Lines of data
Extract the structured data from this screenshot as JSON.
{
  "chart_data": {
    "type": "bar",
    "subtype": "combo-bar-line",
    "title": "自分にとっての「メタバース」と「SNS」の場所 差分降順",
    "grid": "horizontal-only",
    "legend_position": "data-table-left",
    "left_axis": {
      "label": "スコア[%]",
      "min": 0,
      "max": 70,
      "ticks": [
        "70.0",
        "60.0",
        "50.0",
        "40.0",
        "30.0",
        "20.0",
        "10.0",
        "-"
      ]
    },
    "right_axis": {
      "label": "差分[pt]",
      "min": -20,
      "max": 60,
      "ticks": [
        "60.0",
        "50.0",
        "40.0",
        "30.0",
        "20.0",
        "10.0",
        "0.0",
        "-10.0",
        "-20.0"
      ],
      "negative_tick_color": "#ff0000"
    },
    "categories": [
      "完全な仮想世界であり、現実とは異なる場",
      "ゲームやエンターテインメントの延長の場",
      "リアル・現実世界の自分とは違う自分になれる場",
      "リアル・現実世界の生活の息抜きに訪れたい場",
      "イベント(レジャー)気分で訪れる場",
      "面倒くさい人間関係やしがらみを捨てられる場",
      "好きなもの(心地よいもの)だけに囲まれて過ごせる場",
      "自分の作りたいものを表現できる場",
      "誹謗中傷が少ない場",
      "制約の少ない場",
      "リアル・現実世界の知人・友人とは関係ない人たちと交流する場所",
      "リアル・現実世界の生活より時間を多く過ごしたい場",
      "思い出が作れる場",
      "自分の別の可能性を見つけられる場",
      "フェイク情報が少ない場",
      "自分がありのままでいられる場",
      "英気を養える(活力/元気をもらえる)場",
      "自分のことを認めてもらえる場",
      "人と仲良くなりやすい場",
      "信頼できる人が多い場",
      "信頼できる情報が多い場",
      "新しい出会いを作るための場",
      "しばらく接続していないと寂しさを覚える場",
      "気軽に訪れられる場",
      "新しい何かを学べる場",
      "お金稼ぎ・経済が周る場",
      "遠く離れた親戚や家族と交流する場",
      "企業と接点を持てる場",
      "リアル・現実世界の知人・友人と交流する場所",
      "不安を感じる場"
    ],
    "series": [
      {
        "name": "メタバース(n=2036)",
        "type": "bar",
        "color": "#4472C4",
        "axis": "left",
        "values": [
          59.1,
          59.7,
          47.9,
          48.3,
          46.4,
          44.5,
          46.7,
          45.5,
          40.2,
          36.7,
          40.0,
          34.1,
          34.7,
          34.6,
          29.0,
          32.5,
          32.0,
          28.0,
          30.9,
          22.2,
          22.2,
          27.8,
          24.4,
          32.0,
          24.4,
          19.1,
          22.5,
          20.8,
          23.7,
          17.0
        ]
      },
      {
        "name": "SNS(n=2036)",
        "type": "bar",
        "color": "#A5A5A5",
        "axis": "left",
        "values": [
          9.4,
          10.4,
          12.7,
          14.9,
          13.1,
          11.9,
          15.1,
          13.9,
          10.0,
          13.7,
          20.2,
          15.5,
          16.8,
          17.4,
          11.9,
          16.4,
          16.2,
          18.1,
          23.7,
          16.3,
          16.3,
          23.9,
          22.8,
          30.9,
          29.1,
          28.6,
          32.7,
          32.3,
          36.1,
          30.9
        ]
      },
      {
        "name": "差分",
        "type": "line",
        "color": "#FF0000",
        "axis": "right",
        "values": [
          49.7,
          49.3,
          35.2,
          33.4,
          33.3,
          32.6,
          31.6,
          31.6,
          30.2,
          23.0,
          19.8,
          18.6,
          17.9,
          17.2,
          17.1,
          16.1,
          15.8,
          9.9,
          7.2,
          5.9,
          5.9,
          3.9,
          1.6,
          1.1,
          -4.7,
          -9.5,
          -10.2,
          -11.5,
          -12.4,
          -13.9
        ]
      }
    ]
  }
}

**Directions**
Provide only the number of lines in the records containing the string "現実世界の知人".

**Expected answer**
2